▶ _Exercise task_
In the records below, find each line containing the word "本様式は" and copy it.

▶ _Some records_
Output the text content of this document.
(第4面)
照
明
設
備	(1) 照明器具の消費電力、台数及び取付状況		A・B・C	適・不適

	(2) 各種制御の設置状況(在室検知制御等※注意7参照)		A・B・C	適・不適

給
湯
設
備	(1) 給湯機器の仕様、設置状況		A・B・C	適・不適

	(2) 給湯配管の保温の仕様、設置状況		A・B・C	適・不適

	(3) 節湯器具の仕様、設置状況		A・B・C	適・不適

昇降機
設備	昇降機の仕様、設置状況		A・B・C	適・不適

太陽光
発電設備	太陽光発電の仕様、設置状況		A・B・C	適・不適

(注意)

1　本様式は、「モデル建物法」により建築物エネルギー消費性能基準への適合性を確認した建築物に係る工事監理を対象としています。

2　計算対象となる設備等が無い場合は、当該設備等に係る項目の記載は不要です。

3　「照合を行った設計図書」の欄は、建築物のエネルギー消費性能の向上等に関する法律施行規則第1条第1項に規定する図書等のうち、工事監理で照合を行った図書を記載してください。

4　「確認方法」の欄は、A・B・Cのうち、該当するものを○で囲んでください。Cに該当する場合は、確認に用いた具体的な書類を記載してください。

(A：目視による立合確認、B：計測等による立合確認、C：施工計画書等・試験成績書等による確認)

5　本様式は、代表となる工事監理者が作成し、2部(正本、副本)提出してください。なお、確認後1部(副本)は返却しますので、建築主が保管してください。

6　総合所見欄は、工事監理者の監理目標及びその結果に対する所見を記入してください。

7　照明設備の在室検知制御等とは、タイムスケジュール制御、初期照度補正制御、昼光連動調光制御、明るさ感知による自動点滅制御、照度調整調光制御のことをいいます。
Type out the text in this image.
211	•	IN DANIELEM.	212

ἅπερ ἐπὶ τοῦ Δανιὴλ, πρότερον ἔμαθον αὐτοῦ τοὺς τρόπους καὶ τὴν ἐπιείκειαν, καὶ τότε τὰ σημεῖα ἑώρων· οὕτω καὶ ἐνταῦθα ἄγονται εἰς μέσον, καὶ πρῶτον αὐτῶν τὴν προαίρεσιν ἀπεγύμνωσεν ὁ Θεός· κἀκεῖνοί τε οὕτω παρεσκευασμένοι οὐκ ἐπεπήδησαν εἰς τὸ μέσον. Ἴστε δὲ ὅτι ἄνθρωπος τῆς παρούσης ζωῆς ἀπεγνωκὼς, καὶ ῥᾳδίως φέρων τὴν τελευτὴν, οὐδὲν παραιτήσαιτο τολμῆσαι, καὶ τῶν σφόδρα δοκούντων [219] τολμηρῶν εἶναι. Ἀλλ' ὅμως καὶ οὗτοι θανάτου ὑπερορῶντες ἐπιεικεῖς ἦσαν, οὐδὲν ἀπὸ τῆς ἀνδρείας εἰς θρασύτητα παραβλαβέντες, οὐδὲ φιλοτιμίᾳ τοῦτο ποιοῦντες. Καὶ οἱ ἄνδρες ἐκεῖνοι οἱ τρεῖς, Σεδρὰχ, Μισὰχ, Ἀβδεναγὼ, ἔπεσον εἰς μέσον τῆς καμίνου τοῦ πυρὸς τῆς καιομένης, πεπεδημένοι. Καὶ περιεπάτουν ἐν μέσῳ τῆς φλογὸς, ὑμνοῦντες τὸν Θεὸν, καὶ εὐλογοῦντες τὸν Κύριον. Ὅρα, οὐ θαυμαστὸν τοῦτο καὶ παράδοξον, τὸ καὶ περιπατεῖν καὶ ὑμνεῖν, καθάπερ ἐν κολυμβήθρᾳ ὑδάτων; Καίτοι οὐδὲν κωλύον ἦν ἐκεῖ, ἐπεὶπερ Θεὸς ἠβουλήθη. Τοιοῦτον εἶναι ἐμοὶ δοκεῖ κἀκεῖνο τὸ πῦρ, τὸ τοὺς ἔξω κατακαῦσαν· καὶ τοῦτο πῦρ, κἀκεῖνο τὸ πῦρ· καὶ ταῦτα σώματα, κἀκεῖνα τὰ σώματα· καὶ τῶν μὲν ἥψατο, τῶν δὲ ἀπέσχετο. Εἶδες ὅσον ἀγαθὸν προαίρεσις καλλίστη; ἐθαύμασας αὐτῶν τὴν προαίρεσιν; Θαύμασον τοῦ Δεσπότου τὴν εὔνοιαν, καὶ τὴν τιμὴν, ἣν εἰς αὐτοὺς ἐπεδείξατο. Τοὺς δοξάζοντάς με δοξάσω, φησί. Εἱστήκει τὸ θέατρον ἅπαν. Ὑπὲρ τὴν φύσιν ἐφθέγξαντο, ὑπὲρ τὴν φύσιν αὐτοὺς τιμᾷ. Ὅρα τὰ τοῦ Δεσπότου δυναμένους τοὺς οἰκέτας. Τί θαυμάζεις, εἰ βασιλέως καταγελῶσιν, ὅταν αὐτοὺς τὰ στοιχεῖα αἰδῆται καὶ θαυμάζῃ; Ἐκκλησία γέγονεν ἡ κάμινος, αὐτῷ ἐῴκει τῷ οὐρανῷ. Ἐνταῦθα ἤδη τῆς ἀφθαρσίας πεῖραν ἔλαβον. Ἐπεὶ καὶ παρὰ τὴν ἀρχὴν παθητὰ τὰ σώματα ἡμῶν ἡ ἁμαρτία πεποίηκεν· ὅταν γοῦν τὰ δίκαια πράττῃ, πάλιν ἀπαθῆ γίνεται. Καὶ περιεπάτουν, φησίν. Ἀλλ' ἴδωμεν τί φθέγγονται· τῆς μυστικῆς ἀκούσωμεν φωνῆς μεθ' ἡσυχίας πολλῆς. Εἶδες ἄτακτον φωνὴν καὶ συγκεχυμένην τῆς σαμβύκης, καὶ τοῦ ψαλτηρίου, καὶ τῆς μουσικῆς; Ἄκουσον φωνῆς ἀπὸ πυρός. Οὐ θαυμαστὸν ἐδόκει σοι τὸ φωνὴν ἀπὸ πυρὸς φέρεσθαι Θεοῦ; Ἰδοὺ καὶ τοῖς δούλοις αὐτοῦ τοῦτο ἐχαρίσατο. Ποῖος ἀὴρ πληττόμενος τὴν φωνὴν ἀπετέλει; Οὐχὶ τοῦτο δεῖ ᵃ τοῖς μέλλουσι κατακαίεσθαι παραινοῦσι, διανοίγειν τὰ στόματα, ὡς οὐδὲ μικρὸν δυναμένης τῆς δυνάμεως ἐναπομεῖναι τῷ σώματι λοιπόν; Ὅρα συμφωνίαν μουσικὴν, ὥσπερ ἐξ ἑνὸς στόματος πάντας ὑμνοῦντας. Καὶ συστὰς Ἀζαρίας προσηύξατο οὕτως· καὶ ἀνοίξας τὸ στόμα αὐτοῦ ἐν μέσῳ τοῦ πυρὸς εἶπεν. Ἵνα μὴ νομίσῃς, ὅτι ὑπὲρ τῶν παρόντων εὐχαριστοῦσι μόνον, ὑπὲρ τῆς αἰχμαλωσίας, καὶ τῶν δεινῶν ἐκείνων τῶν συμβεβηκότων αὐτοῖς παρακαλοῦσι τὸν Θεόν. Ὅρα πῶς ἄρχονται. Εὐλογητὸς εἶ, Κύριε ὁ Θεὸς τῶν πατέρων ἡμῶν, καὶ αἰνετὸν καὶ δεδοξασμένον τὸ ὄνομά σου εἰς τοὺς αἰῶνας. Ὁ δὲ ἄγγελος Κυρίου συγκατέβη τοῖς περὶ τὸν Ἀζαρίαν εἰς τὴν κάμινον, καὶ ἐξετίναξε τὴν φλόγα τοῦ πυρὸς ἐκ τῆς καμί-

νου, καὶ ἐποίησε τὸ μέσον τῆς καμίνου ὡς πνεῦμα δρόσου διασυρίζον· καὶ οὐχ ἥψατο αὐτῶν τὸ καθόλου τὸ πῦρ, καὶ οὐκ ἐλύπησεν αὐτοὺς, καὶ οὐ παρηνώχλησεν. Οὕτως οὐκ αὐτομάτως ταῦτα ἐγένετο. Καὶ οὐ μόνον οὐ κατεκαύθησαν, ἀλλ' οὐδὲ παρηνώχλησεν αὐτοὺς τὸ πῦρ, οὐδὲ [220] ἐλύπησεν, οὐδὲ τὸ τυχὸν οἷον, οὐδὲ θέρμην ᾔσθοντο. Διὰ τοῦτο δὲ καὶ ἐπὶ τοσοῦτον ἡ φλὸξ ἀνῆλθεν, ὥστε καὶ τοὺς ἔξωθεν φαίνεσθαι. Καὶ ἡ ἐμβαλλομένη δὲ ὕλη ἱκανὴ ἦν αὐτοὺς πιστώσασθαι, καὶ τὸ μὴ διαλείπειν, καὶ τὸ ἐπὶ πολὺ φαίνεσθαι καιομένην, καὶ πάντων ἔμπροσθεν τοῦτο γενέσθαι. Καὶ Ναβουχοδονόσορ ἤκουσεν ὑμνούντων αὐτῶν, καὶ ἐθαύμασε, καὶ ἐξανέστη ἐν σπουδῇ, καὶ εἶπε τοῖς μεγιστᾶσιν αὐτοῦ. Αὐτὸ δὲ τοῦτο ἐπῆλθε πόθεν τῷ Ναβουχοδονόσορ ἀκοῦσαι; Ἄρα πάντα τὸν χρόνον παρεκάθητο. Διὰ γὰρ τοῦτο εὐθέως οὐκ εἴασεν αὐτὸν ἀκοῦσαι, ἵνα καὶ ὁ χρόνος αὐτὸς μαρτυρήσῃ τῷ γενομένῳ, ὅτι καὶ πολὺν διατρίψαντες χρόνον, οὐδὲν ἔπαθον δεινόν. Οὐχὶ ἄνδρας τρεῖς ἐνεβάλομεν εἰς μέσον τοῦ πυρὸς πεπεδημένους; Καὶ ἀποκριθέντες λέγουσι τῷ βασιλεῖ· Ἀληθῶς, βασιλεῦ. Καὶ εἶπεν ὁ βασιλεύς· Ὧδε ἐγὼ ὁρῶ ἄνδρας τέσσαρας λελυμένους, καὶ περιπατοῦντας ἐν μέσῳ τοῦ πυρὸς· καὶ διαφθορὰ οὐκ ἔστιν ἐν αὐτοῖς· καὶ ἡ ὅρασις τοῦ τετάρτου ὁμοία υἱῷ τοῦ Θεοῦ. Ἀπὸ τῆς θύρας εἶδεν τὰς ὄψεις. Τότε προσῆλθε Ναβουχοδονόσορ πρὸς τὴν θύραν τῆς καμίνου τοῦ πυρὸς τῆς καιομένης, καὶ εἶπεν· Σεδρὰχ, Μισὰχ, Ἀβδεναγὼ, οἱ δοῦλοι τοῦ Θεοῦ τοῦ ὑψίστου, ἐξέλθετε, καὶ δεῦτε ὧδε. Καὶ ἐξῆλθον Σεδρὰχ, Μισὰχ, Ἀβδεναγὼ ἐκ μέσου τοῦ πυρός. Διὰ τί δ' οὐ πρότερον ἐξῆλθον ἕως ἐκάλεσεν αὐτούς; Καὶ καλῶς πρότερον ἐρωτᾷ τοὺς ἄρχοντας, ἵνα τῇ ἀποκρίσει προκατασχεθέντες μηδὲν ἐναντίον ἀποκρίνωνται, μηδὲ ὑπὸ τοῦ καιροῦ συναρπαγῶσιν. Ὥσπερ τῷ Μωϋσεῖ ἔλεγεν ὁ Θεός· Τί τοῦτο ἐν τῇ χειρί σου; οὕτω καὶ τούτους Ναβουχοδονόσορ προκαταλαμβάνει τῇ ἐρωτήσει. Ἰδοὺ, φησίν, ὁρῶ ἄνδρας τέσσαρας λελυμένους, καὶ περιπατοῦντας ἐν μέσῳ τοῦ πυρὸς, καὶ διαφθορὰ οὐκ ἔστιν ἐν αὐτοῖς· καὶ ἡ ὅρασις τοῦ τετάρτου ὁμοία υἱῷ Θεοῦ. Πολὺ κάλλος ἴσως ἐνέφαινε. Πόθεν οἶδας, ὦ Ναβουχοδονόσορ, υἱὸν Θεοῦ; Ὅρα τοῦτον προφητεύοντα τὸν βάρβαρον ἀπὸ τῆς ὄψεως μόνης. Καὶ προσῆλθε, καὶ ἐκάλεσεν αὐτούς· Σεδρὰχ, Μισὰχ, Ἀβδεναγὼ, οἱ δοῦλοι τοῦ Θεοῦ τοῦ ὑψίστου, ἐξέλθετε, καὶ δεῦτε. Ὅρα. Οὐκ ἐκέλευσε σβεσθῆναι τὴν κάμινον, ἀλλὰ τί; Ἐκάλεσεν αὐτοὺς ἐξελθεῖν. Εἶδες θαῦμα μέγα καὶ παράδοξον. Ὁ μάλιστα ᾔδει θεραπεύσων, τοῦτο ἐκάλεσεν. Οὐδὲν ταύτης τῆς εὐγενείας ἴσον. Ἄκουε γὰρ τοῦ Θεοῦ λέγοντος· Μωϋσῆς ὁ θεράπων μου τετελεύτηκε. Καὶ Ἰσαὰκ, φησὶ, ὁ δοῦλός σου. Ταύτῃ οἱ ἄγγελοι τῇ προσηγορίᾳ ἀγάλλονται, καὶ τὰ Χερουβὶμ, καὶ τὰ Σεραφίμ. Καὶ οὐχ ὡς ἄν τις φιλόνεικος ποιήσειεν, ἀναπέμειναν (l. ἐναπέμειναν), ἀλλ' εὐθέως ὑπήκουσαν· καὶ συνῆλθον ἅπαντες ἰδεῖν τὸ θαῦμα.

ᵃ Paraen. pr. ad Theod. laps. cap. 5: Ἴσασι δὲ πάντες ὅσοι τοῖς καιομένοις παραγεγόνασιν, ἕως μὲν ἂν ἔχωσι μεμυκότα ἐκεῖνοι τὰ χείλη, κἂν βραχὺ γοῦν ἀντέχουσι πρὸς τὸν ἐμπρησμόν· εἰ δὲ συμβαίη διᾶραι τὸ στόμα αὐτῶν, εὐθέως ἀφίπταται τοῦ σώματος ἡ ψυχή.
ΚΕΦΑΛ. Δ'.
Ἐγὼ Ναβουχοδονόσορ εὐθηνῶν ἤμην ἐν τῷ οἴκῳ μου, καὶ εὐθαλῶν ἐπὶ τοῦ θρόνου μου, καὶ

▶ _Complete output_
1　本様式は、「モデル建物法」により建築物エネルギー消費性能基準への適合性を確認した建築物に係る工事監理を対象としています。
5　本様式は、代表となる工事監理者が作成し、2部(正本、副本)提出してください。なお、確認後1部(副本)は返却しますので、建築主が保管してください。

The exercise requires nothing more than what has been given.